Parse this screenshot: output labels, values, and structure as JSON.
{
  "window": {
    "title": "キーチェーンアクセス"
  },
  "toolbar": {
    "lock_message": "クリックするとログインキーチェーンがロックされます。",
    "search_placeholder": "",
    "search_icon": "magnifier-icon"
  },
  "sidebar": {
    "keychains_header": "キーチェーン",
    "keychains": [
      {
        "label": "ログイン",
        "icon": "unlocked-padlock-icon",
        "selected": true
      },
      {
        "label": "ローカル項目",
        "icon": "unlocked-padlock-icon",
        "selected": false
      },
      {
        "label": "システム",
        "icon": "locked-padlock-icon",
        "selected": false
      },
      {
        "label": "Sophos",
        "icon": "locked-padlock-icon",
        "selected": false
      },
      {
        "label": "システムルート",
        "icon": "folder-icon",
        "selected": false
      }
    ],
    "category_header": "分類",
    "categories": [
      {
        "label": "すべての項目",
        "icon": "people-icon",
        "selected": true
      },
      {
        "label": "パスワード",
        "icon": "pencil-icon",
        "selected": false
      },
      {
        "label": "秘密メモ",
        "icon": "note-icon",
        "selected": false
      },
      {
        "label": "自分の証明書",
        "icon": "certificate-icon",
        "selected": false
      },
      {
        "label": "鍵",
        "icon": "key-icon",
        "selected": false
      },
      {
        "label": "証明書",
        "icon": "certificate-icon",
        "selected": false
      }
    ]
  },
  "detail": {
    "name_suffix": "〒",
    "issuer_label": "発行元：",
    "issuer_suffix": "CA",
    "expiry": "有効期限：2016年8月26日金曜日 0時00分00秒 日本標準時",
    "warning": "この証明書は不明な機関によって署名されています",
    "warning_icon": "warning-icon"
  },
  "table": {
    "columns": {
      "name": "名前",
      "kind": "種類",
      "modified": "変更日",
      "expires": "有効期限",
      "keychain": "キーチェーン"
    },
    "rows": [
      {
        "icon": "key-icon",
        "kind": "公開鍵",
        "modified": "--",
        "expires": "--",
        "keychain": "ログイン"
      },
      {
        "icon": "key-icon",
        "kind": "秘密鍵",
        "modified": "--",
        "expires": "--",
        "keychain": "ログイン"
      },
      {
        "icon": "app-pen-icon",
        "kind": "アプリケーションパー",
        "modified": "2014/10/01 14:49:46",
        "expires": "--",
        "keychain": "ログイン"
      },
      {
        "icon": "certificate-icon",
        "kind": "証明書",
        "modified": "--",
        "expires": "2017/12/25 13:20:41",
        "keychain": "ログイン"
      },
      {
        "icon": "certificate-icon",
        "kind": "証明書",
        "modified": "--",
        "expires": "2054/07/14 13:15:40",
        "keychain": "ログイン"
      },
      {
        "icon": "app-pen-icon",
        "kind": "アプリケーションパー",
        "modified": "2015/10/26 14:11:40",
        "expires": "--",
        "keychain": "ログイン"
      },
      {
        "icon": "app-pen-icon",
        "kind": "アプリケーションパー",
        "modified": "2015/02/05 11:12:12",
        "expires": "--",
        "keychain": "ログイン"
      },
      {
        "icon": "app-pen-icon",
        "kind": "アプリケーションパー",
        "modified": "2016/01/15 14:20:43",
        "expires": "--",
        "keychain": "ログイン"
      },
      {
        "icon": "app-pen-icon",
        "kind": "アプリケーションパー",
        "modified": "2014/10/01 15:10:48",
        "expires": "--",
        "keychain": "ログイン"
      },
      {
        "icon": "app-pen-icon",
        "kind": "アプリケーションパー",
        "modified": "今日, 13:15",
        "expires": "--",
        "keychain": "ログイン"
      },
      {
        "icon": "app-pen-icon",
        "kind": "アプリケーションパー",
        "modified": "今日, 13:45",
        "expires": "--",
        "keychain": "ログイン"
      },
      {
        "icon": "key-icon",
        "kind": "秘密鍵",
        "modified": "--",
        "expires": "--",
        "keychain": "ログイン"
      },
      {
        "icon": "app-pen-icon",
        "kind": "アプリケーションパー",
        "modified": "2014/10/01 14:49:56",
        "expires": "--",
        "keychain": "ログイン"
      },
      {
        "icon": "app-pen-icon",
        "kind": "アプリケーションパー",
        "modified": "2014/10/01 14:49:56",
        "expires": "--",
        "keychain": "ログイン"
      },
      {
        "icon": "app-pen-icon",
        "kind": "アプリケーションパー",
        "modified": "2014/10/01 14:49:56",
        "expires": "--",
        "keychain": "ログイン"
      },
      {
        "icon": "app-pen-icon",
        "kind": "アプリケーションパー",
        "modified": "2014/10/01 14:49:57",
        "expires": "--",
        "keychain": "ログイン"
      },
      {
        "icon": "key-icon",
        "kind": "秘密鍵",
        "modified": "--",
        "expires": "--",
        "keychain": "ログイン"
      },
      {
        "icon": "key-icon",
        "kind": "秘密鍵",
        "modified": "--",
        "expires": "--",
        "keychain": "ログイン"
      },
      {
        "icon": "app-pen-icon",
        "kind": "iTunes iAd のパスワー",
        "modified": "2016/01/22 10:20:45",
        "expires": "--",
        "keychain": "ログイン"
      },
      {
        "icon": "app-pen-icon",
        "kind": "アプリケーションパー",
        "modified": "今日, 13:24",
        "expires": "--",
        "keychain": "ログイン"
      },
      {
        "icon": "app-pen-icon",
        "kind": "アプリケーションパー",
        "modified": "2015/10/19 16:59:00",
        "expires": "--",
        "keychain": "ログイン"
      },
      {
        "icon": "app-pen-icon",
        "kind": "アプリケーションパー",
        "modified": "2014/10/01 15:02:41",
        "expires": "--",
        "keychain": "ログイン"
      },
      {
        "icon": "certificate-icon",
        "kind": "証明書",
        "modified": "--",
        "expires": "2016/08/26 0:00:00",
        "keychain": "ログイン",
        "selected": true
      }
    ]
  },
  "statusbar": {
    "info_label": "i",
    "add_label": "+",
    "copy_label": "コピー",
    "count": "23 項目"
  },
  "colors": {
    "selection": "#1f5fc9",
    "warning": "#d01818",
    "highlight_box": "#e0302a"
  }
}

###

#### [STATED PROBLEM]
Transcribe the whole listing exactly.

#### [EXERCISE RESPONSE]
Parse this screenshot: output labels, values, and structure as JSON.
{
  "window": {
    "title": "キーチェーンアクセス"
  },
  "toolbar": {
    "lock_message": "クリックするとログインキーチェーンがロックされます。",
    "search_placeholder": "",
    "search_icon": "magnifier-icon"
  },
  "sidebar": {
    "keychains_header": "キーチェーン",
    "keychains": [
      {
        "label": "ログイン",
        "icon": "unlocked-padlock-icon",
        "selected": true
      },
      {
        "label": "ローカル項目",
        "icon": "unlocked-padlock-icon",
        "selected": false
      },
      {
        "label": "システム",
        "icon": "locked-padlock-icon",
        "selected": false
      },
      {
        "label": "Sophos",
        "icon": "locked-padlock-icon",
        "selected": false
      },
      {
        "label": "システムルート",
        "icon": "folder-icon",
        "selected": false
      }
    ],
    "category_header": "分類",
    "categories": [
      {
        "label": "すべての項目",
        "icon": "people-icon",
        "selected": true
      },
      {
        "label": "パスワード",
        "icon": "pencil-icon",
        "selected": false
      },
      {
        "label": "秘密メモ",
        "icon": "note-icon",
        "selected": false
      },
      {
        "label": "自分の証明書",
        "icon": "certificate-icon",
        "selected": false
      },
      {
        "label": "鍵",
        "icon": "key-icon",
        "selected": false
      },
      {
        "label": "証明書",
        "icon": "certificate-icon",
        "selected": false
      }
    ]
  },
  "detail": {
    "name_suffix": "〒",
    "issuer_label": "発行元：",
    "issuer_suffix": "CA",
    "expiry": "有効期限：2016年8月26日金曜日 0時00分00秒 日本標準時",
    "warning": "この証明書は不明な機関によって署名されています",
    "warning_icon": "warning-icon"
  },
  "table": {
    "columns": {
      "name": "名前",
      "kind": "種類",
      "modified": "変更日",
      "expires": "有効期限",
      "keychain": "キーチェーン"
    },
    "rows": [
      {
        "icon": "key-icon",
        "kind": "公開鍵",
        "modified": "--",
        "expires": "--",
        "keychain": "ログイン"
      },
      {
        "icon": "key-icon",
        "kind": "秘密鍵",
        "modified": "--",
        "expires": "--",
        "keychain": "ログイン"
      },
      {
        "icon": "app-pen-icon",
        "kind": "アプリケーションパー",
        "modified": "2014/10/01 14:49:46",
        "expires": "--",
        "keychain": "ログイン"
      },
      {
        "icon": "certificate-icon",
        "kind": "証明書",
        "modified": "--",
        "expires": "2017/12/25 13:20:41",
        "keychain": "ログイン"
      },
      {
        "icon": "certificate-icon",
        "kind": "証明書",
        "modified": "--",
        "expires": "2054/07/14 13:15:40",
        "keychain": "ログイン"
      },
      {
        "icon": "app-pen-icon",
        "kind": "アプリケーションパー",
        "modified": "2015/10/26 14:11:40",
        "expires": "--",
        "keychain": "ログイン"
      },
      {
        "icon": "app-pen-icon",
        "kind": "アプリケーションパー",
        "modified": "2015/02/05 11:12:12",
        "expires": "--",
        "keychain": "ログイン"
      },
      {
        "icon": "app-pen-icon",
        "kind": "アプリケーションパー",
        "modified": "2016/01/15 14:20:43",
        "expires": "--",
        "keychain": "ログイン"
      },
      {
        "icon": "app-pen-icon",
        "kind": "アプリケーションパー",
        "modified": "2014/10/01 15:10:48",
        "expires": "--",
        "keychain": "ログイン"
      },
      {
        "icon": "app-pen-icon",
        "kind": "アプリケーションパー",
        "modified": "今日, 13:15",
        "expires": "--",
        "keychain": "ログイン"
      },
      {
        "icon": "app-pen-icon",
        "kind": "アプリケーションパー",
        "modified": "今日, 13:45",
        "expires": "--",
        "keychain": "ログイン"
      },
      {
        "icon": "key-icon",
        "kind": "秘密鍵",
        "modified": "--",
        "expires": "--",
        "keychain": "ログイン"
      },
      {
        "icon": "app-pen-icon",
        "kind": "アプリケーションパー",
        "modified": "2014/10/01 14:49:56",
        "expires": "--",
        "keychain": "ログイン"
      },
      {
        "icon": "app-pen-icon",
        "kind": "アプリケーションパー",
        "modified": "2014/10/01 14:49:56",
        "expires": "--",
        "keychain": "ログイン"
      },
      {
        "icon": "app-pen-icon",
        "kind": "アプリケーションパー",
        "modified": "2014/10/01 14:49:56",
        "expires": "--",
        "keychain": "ログイン"
      },
      {
        "icon": "app-pen-icon",
        "kind": "アプリケーションパー",
        "modified": "2014/10/01 14:49:57",
        "expires": "--",
        "keychain": "ログイン"
      },
      {
        "icon": "key-icon",
        "kind": "秘密鍵",
        "modified": "--",
        "expires": "--",
        "keychain": "ログイン"
      },
      {
        "icon": "key-icon",
        "kind": "秘密鍵",
        "modified": "--",
        "expires": "--",
        "keychain": "ログイン"
      },
      {
        "icon": "app-pen-icon",
        "kind": "iTunes iAd のパスワー",
        "modified": "2016/01/22 10:20:45",
        "expires": "--",
        "keychain": "ログイン"
      },
      {
        "icon": "app-pen-icon",
        "kind": "アプリケーションパー",
        "modified": "今日, 13:24",
        "expires": "--",
        "keychain": "ログイン"
      },
      {
        "icon": "app-pen-icon",
        "kind": "アプリケーションパー",
        "modified": "2015/10/19 16:59:00",
        "expires": "--",
        "keychain": "ログイン"
      },
      {
        "icon": "app-pen-icon",
        "kind": "アプリケーションパー",
        "modified": "2014/10/01 15:02:41",
        "expires": "--",
        "keychain": "ログイン"
      },
      {
        "icon": "certificate-icon",
        "kind": "証明書",
        "modified": "--",
        "expires": "2016/08/26 0:00:00",
        "keychain": "ログイン",
        "selected": true
      }
    ]
  },
  "statusbar": {
    "info_label": "i",
    "add_label": "+",
    "copy_label": "コピー",
    "count": "23 項目"
  },
  "colors": {
    "selection": "#1f5fc9",
    "warning": "#d01818",
    "highlight_box": "#e0302a"
  }
}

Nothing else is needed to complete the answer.